Task data:
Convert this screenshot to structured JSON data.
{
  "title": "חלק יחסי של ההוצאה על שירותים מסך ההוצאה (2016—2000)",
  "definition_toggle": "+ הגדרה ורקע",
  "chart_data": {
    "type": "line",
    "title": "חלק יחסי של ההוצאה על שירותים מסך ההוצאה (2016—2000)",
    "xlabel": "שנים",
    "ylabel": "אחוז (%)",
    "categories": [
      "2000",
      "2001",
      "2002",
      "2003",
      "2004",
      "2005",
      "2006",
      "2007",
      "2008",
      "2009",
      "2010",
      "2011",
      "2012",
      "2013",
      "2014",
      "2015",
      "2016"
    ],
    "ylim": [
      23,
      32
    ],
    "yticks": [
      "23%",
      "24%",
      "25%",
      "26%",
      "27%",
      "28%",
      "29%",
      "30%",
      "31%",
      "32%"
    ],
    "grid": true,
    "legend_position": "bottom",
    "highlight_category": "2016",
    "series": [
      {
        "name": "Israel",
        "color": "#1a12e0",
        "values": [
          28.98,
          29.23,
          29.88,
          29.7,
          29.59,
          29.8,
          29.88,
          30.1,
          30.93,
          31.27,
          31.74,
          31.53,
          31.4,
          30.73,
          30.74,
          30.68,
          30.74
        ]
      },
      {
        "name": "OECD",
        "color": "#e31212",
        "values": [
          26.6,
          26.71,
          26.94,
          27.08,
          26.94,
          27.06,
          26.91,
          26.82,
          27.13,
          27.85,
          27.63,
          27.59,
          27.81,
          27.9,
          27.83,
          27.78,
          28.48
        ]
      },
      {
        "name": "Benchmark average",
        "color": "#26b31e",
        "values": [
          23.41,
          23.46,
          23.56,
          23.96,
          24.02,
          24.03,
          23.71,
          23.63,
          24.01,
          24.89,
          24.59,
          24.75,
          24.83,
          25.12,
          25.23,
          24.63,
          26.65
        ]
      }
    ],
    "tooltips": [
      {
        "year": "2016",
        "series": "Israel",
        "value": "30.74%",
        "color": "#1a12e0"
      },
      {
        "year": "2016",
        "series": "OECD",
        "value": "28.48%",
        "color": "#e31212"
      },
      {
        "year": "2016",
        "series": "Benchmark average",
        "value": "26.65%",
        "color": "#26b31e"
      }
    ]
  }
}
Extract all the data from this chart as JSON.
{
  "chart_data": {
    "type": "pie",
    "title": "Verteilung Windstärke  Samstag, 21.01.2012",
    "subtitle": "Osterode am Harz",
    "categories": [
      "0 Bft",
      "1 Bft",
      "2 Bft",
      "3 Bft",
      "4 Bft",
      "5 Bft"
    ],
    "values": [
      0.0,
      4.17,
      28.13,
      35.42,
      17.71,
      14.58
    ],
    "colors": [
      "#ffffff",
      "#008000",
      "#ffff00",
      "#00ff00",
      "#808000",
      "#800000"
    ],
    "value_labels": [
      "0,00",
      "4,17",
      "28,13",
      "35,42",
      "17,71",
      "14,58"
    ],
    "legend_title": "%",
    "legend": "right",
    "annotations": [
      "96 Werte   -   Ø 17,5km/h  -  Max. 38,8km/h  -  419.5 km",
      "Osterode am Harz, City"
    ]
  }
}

Instructions to follow: Write the data from above out again, exactly.

Worked solution:
Convert this screenshot to structured JSON data.
{
  "title": "חלק יחסי של ההוצאה על שירותים מסך ההוצאה (2016—2000)",
  "definition_toggle": "+ הגדרה ורקע",
  "chart_data": {
    "type": "line",
    "title": "חלק יחסי של ההוצאה על שירותים מסך ההוצאה (2016—2000)",
    "xlabel": "שנים",
    "ylabel": "אחוז (%)",
    "categories": [
      "2000",
      "2001",
      "2002",
      "2003",
      "2004",
      "2005",
      "2006",
      "2007",
      "2008",
      "2009",
      "2010",
      "2011",
      "2012",
      "2013",
      "2014",
      "2015",
      "2016"
    ],
    "ylim": [
      23,
      32
    ],
    "yticks": [
      "23%",
      "24%",
      "25%",
      "26%",
      "27%",
      "28%",
      "29%",
      "30%",
      "31%",
      "32%"
    ],
    "grid": true,
    "legend_position": "bottom",
    "highlight_category": "2016",
    "series": [
      {
        "name": "Israel",
        "color": "#1a12e0",
        "values": [
          28.98,
          29.23,
          29.88,
          29.7,
          29.59,
          29.8,
          29.88,
          30.1,
          30.93,
          31.27,
          31.74,
          31.53,
          31.4,
          30.73,
          30.74,
          30.68,
          30.74
        ]
      },
      {
        "name": "OECD",
        "color": "#e31212",
        "values": [
          26.6,
          26.71,
          26.94,
          27.08,
          26.94,
          27.06,
          26.91,
          26.82,
          27.13,
          27.85,
          27.63,
          27.59,
          27.81,
          27.9,
          27.83,
          27.78,
          28.48
        ]
      },
      {
        "name": "Benchmark average",
        "color": "#26b31e",
        "values": [
          23.41,
          23.46,
          23.56,
          23.96,
          24.02,
          24.03,
          23.71,
          23.63,
          24.01,
          24.89,
          24.59,
          24.75,
          24.83,
          25.12,
          25.23,
          24.63,
          26.65
        ]
      }
    ],
    "tooltips": [
      {
        "year": "2016",
        "series": "Israel",
        "value": "30.74%",
        "color": "#1a12e0"
      },
      {
        "year": "2016",
        "series": "OECD",
        "value": "28.48%",
        "color": "#e31212"
      },
      {
        "year": "2016",
        "series": "Benchmark average",
        "value": "26.65%",
        "color": "#26b31e"
      }
    ]
  }
}
Extract all the data from this chart as JSON.
{
  "chart_data": {
    "type": "pie",
    "title": "Verteilung Windstärke  Samstag, 21.01.2012",
    "subtitle": "Osterode am Harz",
    "categories": [
      "0 Bft",
      "1 Bft",
      "2 Bft",
      "3 Bft",
      "4 Bft",
      "5 Bft"
    ],
    "values": [
      0.0,
      4.17,
      28.13,
      35.42,
      17.71,
      14.58
    ],
    "colors": [
      "#ffffff",
      "#008000",
      "#ffff00",
      "#00ff00",
      "#808000",
      "#800000"
    ],
    "value_labels": [
      "0,00",
      "4,17",
      "28,13",
      "35,42",
      "17,71",
      "14,58"
    ],
    "legend_title": "%",
    "legend": "right",
    "annotations": [
      "96 Werte   -   Ø 17,5km/h  -  Max. 38,8km/h  -  419.5 km",
      "Osterode am Harz, City"
    ]
  }
}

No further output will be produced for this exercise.